The problem | Transcribe the listing word for word.

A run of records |
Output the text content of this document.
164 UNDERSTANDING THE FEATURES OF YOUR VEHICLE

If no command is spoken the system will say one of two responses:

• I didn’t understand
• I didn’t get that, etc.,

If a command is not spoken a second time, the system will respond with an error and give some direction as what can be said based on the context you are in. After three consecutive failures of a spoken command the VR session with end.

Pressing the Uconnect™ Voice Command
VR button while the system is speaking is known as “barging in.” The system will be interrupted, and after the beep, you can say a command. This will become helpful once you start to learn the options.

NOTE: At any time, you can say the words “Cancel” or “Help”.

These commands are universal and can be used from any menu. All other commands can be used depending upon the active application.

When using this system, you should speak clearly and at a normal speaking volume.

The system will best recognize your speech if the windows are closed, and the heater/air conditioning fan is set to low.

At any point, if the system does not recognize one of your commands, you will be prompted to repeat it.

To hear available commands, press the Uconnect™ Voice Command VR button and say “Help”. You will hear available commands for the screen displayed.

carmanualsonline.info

Solution to this problem |
Output the text content of this document.
164 UNDERSTANDING THE FEATURES OF YOUR VEHICLE

If no command is spoken the system will say one of two responses:

• I didn’t understand
• I didn’t get that, etc.,

If a command is not spoken a second time, the system will respond with an error and give some direction as what can be said based on the context you are in. After three consecutive failures of a spoken command the VR session with end.

Pressing the Uconnect™ Voice Command
VR button while the system is speaking is known as “barging in.” The system will be interrupted, and after the beep, you can say a command. This will become helpful once you start to learn the options.

NOTE: At any time, you can say the words “Cancel” or “Help”.

These commands are universal and can be used from any menu. All other commands can be used depending upon the active application.

When using this system, you should speak clearly and at a normal speaking volume.

The system will best recognize your speech if the windows are closed, and the heater/air conditioning fan is set to low.

At any point, if the system does not recognize one of your commands, you will be prompted to repeat it.

To hear available commands, press the Uconnect™ Voice Command VR button and say “Help”. You will hear available commands for the screen displayed.

carmanualsonline.info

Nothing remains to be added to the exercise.